>> begin

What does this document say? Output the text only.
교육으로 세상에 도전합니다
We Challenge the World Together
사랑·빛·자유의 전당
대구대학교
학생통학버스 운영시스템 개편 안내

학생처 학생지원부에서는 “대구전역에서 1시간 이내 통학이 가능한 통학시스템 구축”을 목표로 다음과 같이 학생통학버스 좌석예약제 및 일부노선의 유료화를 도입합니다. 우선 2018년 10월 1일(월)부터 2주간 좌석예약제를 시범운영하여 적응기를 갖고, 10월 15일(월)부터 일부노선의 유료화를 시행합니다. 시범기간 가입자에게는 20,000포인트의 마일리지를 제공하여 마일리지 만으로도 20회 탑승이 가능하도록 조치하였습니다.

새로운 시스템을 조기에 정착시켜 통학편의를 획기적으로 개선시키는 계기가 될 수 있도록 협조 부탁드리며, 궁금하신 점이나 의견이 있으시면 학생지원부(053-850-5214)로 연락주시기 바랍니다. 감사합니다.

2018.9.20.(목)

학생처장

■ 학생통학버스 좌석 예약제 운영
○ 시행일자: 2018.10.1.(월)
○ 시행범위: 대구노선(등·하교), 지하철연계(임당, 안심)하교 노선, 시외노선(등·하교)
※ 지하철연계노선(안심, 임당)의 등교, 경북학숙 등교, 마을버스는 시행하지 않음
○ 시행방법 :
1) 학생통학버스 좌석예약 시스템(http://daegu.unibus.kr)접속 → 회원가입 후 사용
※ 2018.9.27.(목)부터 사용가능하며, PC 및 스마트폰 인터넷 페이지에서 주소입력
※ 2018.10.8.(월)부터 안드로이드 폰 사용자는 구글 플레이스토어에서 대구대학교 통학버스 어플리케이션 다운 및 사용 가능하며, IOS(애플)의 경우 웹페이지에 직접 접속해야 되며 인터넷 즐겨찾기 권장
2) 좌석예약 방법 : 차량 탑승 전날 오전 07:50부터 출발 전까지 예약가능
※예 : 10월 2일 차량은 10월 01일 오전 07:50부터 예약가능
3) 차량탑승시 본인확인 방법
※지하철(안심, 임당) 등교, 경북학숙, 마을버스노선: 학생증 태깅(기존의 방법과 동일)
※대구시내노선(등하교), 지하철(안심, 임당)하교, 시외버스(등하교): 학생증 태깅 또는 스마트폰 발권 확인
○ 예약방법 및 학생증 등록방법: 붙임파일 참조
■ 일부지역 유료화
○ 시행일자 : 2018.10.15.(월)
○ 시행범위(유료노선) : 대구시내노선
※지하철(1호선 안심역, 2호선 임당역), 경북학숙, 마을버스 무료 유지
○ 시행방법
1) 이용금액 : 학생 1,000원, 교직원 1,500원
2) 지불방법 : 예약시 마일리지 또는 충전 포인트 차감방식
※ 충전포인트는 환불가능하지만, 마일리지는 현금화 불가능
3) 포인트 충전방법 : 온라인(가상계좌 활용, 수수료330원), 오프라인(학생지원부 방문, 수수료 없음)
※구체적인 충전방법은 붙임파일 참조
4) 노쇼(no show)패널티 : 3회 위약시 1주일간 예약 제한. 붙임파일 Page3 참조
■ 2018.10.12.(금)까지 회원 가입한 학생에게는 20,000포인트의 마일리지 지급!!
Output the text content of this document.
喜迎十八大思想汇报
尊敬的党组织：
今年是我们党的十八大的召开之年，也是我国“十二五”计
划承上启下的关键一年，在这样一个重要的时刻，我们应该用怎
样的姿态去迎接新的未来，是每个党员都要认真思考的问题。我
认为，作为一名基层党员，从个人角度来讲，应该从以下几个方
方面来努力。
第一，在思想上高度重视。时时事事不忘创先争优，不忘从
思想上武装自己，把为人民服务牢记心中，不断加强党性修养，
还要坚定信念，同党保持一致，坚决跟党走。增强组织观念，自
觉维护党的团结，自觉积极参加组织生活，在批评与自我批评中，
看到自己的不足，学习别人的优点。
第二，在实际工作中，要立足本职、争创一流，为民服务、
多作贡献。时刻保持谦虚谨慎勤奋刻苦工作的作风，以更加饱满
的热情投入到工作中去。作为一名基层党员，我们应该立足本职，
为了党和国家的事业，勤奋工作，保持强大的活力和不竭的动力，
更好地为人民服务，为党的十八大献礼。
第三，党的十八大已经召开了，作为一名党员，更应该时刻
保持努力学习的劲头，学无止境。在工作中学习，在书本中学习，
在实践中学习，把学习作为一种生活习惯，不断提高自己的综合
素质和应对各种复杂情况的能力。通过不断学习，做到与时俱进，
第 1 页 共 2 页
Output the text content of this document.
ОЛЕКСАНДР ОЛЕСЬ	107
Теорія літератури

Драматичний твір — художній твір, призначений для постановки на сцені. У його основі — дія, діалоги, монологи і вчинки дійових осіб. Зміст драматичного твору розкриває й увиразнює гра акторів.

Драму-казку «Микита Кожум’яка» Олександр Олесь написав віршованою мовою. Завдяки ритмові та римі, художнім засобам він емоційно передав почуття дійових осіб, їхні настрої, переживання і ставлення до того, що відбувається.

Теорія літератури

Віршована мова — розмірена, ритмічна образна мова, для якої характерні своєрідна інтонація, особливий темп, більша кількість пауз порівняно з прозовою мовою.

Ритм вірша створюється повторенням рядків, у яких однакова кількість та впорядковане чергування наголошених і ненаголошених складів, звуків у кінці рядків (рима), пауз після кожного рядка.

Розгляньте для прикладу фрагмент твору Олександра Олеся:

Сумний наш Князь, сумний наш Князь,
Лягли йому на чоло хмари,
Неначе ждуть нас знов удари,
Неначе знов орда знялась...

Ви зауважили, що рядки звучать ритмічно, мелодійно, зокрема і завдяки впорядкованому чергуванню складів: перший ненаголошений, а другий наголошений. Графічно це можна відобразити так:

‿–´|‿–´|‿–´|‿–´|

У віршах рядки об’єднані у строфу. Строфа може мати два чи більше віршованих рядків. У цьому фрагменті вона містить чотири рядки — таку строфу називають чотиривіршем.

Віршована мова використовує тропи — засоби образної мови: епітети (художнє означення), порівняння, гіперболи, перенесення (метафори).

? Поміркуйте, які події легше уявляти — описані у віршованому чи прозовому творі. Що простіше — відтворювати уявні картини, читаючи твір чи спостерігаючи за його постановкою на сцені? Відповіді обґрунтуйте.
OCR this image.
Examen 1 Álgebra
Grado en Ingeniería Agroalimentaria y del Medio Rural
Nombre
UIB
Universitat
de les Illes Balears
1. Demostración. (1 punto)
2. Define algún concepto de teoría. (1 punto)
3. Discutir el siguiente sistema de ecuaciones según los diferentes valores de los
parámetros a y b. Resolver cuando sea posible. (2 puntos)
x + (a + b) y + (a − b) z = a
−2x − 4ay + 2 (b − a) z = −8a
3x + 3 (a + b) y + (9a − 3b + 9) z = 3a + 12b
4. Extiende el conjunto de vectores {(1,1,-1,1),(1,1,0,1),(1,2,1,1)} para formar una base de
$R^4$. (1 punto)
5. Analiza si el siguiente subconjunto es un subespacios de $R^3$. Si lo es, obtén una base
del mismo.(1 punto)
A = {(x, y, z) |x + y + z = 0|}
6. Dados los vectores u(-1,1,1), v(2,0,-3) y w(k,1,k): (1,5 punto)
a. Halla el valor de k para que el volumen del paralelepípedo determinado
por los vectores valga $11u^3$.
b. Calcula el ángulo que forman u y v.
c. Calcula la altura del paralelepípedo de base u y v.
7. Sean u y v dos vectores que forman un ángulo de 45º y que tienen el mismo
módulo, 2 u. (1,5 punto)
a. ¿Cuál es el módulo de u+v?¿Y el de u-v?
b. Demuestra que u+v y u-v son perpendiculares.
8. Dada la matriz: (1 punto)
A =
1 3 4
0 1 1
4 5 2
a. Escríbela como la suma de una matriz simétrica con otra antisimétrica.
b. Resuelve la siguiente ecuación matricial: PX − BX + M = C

>> end

Copy out every line in the entries above that holds "Calcula".

## [Worked answer]
b. Calcula el ángulo que forman u y v.
c. Calcula la altura del paralelepípedo de base u y v.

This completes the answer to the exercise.